▸ **Written problem**
Word for word, quote all of the material, omitting the pictures.
#####
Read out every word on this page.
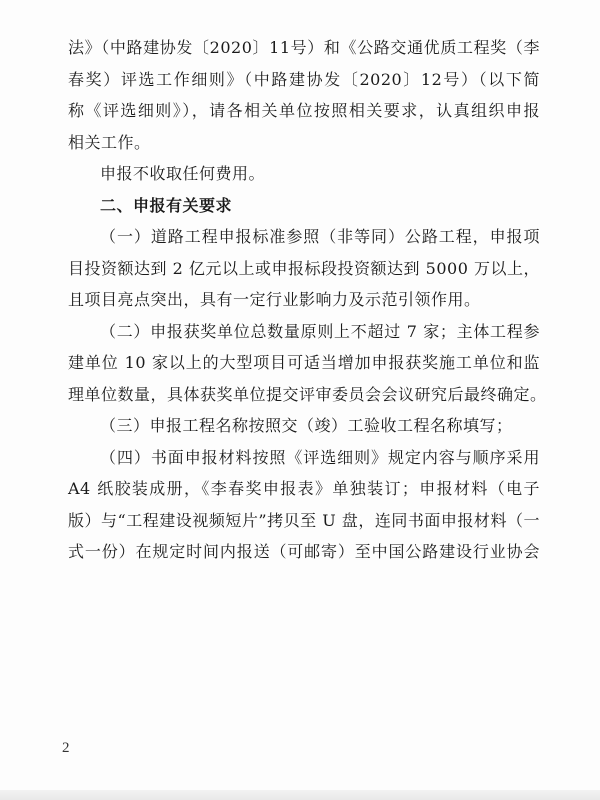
法》（中路建协发〔2020〕11号）和《公路交通优质工程奖（李
春奖）评选工作细则》（中路建协发〔2020〕12号）（以下简
称《评选细则》），请各相关单位按照相关要求，认真组织申报
相关工作。
申报不收取任何费用。
二、申报有关要求
（一）道路工程申报标准参照（非等同）公路工程，申报项
目投资额达到 2 亿元以上或申报标段投资额达到 5000 万以上，
且项目亮点突出，具有一定行业影响力及示范引领作用。
（二）申报获奖单位总数量原则上不超过 7 家；主体工程参
建单位 10 家以上的大型项目可适当增加申报获奖施工单位和监
理单位数量，具体获奖单位提交评审委员会会议研究后最终确定。
（三）申报工程名称按照交（竣）工验收工程名称填写；
（四）书面申报材料按照《评选细则》规定内容与顺序采用
A4 纸胶装成册，《李春奖申报表》单独装订；申报材料（电子
版）与“工程建设视频短片”拷贝至 U 盘，连同书面申报材料（一
式一份）在规定时间内报送（可邮寄）至中国公路建设行业协会
2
#####
▸ **Task output**
Read out every word on this page.
法》（中路建协发〔2020〕11号）和《公路交通优质工程奖（李
春奖）评选工作细则》（中路建协发〔2020〕12号）（以下简
称《评选细则》），请各相关单位按照相关要求，认真组织申报
相关工作。
申报不收取任何费用。
二、申报有关要求
（一）道路工程申报标准参照（非等同）公路工程，申报项
目投资额达到 2 亿元以上或申报标段投资额达到 5000 万以上，
且项目亮点突出，具有一定行业影响力及示范引领作用。
（二）申报获奖单位总数量原则上不超过 7 家；主体工程参
建单位 10 家以上的大型项目可适当增加申报获奖施工单位和监
理单位数量，具体获奖单位提交评审委员会会议研究后最终确定。
（三）申报工程名称按照交（竣）工验收工程名称填写；
（四）书面申报材料按照《评选细则》规定内容与顺序采用
A4 纸胶装成册，《李春奖申报表》单独装订；申报材料（电子
版）与“工程建设视频短片”拷贝至 U 盘，连同书面申报材料（一
式一份）在规定时间内报送（可邮寄）至中国公路建设行业协会
2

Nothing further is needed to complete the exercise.